*What is expected*
For each line that holds "Philofophy", copy the line out.

*Given data*

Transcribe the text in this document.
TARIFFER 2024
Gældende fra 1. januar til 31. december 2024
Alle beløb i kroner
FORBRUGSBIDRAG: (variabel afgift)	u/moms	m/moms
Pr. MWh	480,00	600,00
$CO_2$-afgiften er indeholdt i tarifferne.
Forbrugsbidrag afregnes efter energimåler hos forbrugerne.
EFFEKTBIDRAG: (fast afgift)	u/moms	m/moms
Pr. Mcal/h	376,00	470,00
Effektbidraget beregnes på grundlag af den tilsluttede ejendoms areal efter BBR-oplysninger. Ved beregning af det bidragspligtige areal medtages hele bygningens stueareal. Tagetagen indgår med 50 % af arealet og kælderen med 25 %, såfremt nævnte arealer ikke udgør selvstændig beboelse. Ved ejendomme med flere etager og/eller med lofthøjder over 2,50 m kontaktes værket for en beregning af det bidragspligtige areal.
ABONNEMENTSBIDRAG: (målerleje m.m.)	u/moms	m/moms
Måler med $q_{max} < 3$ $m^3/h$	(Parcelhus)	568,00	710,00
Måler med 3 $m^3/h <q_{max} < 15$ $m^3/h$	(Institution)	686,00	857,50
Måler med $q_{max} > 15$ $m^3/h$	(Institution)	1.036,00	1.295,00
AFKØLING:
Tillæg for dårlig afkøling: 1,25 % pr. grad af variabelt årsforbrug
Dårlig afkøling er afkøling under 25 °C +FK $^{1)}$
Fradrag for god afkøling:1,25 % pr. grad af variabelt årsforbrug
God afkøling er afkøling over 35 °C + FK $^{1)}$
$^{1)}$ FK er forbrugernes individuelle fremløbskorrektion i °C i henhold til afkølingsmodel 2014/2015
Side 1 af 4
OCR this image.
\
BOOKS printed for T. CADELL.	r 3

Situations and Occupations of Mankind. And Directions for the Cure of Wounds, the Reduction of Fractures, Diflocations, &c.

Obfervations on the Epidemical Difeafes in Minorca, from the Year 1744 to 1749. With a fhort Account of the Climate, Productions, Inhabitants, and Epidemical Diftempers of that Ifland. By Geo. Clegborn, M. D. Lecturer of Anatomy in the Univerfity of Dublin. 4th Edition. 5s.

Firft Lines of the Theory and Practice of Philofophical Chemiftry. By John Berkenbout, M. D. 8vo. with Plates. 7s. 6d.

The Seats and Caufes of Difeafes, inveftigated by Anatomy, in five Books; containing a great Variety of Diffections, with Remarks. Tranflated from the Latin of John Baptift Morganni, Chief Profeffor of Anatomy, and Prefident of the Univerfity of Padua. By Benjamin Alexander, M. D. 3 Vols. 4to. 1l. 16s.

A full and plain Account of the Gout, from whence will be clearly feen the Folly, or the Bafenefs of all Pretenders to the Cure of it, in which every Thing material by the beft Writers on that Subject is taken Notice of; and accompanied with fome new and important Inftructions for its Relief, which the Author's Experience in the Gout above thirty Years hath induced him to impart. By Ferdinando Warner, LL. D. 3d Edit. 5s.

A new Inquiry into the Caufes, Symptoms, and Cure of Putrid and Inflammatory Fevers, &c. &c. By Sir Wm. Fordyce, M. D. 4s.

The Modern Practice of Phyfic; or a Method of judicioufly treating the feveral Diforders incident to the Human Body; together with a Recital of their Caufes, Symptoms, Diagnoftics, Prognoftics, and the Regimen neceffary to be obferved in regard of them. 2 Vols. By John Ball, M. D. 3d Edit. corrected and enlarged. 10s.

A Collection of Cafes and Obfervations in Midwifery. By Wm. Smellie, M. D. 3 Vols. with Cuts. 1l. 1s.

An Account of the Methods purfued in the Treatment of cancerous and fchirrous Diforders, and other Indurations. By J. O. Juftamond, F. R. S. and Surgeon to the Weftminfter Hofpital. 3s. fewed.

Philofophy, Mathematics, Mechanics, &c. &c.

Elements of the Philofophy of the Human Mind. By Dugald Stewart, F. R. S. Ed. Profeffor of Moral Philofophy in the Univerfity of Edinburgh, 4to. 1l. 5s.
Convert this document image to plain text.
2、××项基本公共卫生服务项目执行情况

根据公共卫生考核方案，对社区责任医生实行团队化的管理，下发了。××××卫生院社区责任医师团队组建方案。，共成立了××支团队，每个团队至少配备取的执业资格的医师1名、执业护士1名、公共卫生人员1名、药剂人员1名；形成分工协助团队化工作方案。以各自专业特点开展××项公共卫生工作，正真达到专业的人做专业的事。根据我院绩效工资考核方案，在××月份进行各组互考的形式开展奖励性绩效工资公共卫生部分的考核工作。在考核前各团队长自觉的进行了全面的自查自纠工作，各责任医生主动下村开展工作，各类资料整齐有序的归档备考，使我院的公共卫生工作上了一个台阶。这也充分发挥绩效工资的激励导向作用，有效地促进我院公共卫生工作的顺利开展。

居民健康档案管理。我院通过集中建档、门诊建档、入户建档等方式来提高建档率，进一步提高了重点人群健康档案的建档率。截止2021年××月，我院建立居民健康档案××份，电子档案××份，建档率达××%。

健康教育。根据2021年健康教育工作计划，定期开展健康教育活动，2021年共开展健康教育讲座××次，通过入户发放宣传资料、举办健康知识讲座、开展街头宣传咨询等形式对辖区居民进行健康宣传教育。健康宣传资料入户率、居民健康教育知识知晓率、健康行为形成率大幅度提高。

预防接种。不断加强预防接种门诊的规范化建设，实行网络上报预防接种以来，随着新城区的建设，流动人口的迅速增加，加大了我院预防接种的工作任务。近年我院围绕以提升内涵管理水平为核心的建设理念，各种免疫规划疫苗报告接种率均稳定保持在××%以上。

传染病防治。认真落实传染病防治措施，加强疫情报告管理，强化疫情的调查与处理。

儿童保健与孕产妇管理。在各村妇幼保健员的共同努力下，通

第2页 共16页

*Written solution*
Philofophy, Mathematics, Mechanics, &c. &c.
Elements of the Philofophy of the Human Mind. By Dugald Stewart, F. R. S. Ed. Profeffor of Moral Philofophy in the Univerfity of Edinburgh, 4to. 1l. 5s.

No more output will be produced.